Stored data entries

========

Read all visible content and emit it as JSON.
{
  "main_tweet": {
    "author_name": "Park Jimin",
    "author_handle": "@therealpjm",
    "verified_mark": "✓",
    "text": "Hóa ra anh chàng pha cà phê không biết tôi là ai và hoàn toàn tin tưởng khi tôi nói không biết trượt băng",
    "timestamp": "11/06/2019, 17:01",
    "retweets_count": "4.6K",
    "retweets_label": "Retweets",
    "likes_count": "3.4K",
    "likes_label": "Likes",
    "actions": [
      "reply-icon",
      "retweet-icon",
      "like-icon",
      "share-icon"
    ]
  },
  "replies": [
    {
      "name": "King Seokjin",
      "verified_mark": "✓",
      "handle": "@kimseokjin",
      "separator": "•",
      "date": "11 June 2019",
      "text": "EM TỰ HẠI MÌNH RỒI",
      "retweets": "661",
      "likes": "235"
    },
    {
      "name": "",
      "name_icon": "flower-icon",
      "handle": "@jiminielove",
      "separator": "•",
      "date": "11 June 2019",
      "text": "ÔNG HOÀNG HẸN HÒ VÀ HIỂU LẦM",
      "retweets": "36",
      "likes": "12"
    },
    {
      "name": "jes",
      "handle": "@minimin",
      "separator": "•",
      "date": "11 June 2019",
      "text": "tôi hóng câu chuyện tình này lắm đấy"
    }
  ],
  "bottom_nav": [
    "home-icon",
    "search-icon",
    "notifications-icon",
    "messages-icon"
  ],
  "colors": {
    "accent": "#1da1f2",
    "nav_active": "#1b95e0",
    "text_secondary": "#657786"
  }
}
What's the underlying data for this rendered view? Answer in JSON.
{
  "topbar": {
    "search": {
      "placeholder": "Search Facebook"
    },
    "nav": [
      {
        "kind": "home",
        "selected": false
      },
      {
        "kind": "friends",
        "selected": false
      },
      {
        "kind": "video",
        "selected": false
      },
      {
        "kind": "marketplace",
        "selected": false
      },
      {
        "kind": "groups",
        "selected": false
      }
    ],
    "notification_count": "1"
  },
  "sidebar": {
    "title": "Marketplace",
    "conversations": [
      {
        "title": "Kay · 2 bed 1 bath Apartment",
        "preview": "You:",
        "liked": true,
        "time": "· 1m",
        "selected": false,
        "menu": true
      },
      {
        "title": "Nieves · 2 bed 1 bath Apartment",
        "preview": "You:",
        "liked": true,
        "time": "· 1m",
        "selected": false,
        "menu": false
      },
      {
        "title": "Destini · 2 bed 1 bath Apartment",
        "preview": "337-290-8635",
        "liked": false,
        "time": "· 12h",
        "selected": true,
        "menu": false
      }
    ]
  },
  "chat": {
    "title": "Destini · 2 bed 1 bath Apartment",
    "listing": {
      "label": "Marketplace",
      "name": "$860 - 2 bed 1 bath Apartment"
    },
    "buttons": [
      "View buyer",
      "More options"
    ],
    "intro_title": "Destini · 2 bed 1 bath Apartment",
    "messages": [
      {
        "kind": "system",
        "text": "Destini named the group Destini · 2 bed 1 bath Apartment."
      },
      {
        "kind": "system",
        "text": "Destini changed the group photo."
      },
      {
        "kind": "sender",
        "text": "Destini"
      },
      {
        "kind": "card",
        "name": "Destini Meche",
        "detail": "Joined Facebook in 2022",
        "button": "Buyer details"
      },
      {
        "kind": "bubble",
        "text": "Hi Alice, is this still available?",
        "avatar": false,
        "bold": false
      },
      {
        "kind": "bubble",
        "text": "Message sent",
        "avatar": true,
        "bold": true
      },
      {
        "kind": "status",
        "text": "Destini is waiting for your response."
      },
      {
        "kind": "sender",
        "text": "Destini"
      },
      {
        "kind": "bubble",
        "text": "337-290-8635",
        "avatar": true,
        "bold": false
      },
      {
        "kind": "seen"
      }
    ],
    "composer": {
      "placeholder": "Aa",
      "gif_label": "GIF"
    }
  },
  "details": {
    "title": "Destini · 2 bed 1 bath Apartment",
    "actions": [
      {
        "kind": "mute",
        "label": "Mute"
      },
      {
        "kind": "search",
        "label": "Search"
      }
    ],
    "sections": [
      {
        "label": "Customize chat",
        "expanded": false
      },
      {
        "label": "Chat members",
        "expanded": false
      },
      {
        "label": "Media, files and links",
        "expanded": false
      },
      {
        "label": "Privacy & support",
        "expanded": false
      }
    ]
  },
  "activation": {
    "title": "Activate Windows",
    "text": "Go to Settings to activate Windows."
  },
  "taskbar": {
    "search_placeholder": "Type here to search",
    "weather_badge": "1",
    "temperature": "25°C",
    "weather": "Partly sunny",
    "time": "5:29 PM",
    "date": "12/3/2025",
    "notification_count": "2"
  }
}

========

In this exercise, repeat all entries exactly.

Read all visible content and emit it as JSON.
{
  "main_tweet": {
    "author_name": "Park Jimin",
    "author_handle": "@therealpjm",
    "verified_mark": "✓",
    "text": "Hóa ra anh chàng pha cà phê không biết tôi là ai và hoàn toàn tin tưởng khi tôi nói không biết trượt băng",
    "timestamp": "11/06/2019, 17:01",
    "retweets_count": "4.6K",
    "retweets_label": "Retweets",
    "likes_count": "3.4K",
    "likes_label": "Likes",
    "actions": [
      "reply-icon",
      "retweet-icon",
      "like-icon",
      "share-icon"
    ]
  },
  "replies": [
    {
      "name": "King Seokjin",
      "verified_mark": "✓",
      "handle": "@kimseokjin",
      "separator": "•",
      "date": "11 June 2019",
      "text": "EM TỰ HẠI MÌNH RỒI",
      "retweets": "661",
      "likes": "235"
    },
    {
      "name": "",
      "name_icon": "flower-icon",
      "handle": "@jiminielove",
      "separator": "•",
      "date": "11 June 2019",
      "text": "ÔNG HOÀNG HẸN HÒ VÀ HIỂU LẦM",
      "retweets": "36",
      "likes": "12"
    },
    {
      "name": "jes",
      "handle": "@minimin",
      "separator": "•",
      "date": "11 June 2019",
      "text": "tôi hóng câu chuyện tình này lắm đấy"
    }
  ],
  "bottom_nav": [
    "home-icon",
    "search-icon",
    "notifications-icon",
    "messages-icon"
  ],
  "colors": {
    "accent": "#1da1f2",
    "nav_active": "#1b95e0",
    "text_secondary": "#657786"
  }
}
What's the underlying data for this rendered view? Answer in JSON.
{
  "topbar": {
    "search": {
      "placeholder": "Search Facebook"
    },
    "nav": [
      {
        "kind": "home",
        "selected": false
      },
      {
        "kind": "friends",
        "selected": false
      },
      {
        "kind": "video",
        "selected": false
      },
      {
        "kind": "marketplace",
        "selected": false
      },
      {
        "kind": "groups",
        "selected": false
      }
    ],
    "notification_count": "1"
  },
  "sidebar": {
    "title": "Marketplace",
    "conversations": [
      {
        "title": "Kay · 2 bed 1 bath Apartment",
        "preview": "You:",
        "liked": true,
        "time": "· 1m",
        "selected": false,
        "menu": true
      },
      {
        "title": "Nieves · 2 bed 1 bath Apartment",
        "preview": "You:",
        "liked": true,
        "time": "· 1m",
        "selected": false,
        "menu": false
      },
      {
        "title": "Destini · 2 bed 1 bath Apartment",
        "preview": "337-290-8635",
        "liked": false,
        "time": "· 12h",
        "selected": true,
        "menu": false
      }
    ]
  },
  "chat": {
    "title": "Destini · 2 bed 1 bath Apartment",
    "listing": {
      "label": "Marketplace",
      "name": "$860 - 2 bed 1 bath Apartment"
    },
    "buttons": [
      "View buyer",
      "More options"
    ],
    "intro_title": "Destini · 2 bed 1 bath Apartment",
    "messages": [
      {
        "kind": "system",
        "text": "Destini named the group Destini · 2 bed 1 bath Apartment."
      },
      {
        "kind": "system",
        "text": "Destini changed the group photo."
      },
      {
        "kind": "sender",
        "text": "Destini"
      },
      {
        "kind": "card",
        "name": "Destini Meche",
        "detail": "Joined Facebook in 2022",
        "button": "Buyer details"
      },
      {
        "kind": "bubble",
        "text": "Hi Alice, is this still available?",
        "avatar": false,
        "bold": false
      },
      {
        "kind": "bubble",
        "text": "Message sent",
        "avatar": true,
        "bold": true
      },
      {
        "kind": "status",
        "text": "Destini is waiting for your response."
      },
      {
        "kind": "sender",
        "text": "Destini"
      },
      {
        "kind": "bubble",
        "text": "337-290-8635",
        "avatar": true,
        "bold": false
      },
      {
        "kind": "seen"
      }
    ],
    "composer": {
      "placeholder": "Aa",
      "gif_label": "GIF"
    }
  },
  "details": {
    "title": "Destini · 2 bed 1 bath Apartment",
    "actions": [
      {
        "kind": "mute",
        "label": "Mute"
      },
      {
        "kind": "search",
        "label": "Search"
      }
    ],
    "sections": [
      {
        "label": "Customize chat",
        "expanded": false
      },
      {
        "label": "Chat members",
        "expanded": false
      },
      {
        "label": "Media, files and links",
        "expanded": false
      },
      {
        "label": "Privacy & support",
        "expanded": false
      }
    ]
  },
  "activation": {
    "title": "Activate Windows",
    "text": "Go to Settings to activate Windows."
  },
  "taskbar": {
    "search_placeholder": "Type here to search",
    "weather_badge": "1",
    "temperature": "25°C",
    "weather": "Partly sunny",
    "time": "5:29 PM",
    "date": "12/3/2025",
    "notification_count": "2"
  }
}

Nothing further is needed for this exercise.